■ SUPPLIED DATA
◆ ◆ ◆
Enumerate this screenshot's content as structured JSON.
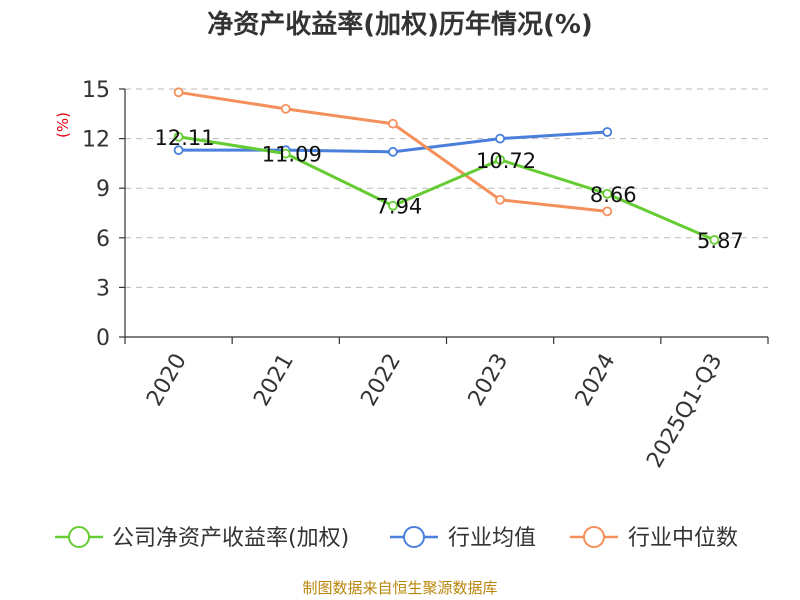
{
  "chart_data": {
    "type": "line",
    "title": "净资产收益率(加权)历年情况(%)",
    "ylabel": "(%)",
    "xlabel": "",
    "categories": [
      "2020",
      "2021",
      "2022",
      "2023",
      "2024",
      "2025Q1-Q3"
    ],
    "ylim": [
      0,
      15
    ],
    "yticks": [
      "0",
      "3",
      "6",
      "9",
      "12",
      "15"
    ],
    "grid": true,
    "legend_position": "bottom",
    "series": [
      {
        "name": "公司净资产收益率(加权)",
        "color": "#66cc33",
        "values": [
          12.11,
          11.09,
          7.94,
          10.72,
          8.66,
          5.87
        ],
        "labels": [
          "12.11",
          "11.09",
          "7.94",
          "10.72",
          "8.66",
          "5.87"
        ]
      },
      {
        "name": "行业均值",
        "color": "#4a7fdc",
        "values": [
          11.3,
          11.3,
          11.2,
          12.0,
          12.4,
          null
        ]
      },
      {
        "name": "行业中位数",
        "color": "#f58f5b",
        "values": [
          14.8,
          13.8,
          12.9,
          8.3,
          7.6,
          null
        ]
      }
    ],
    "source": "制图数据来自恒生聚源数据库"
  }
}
◆ ◆ ◆
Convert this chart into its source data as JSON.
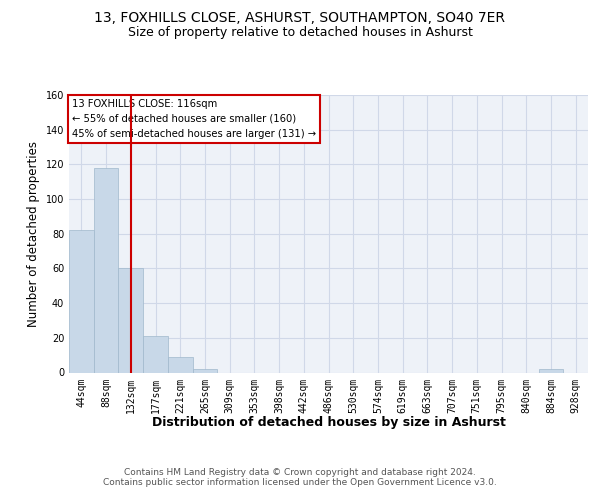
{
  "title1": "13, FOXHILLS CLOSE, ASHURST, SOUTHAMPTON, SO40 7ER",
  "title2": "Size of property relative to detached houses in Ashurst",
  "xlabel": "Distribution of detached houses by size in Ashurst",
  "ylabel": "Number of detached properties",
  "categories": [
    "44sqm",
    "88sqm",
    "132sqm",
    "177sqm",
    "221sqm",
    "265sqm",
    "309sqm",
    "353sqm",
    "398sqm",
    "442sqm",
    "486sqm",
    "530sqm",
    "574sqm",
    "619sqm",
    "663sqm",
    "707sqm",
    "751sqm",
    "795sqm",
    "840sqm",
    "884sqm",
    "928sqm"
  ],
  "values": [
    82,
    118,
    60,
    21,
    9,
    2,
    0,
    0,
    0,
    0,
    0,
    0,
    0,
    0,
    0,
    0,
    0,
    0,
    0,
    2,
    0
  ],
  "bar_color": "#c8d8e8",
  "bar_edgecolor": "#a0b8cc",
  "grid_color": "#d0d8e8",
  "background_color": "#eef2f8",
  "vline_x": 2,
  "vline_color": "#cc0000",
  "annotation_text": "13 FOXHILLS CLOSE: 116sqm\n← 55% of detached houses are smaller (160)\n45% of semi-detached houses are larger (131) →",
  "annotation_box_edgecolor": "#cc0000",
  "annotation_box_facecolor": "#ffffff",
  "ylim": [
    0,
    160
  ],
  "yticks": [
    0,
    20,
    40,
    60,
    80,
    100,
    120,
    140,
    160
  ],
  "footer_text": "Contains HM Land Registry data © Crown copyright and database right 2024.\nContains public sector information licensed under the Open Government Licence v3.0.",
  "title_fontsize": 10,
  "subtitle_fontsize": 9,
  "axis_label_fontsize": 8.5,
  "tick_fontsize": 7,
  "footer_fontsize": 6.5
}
◆ ◆ ◆
■ PROBLEM TO SOLVE
Find all the lines containing "ylabel" in the material, then copy them.

■ ANSWER TO THIS EXERCISE
    "ylabel": "(%)",
  "ylabel": "Number of detached properties",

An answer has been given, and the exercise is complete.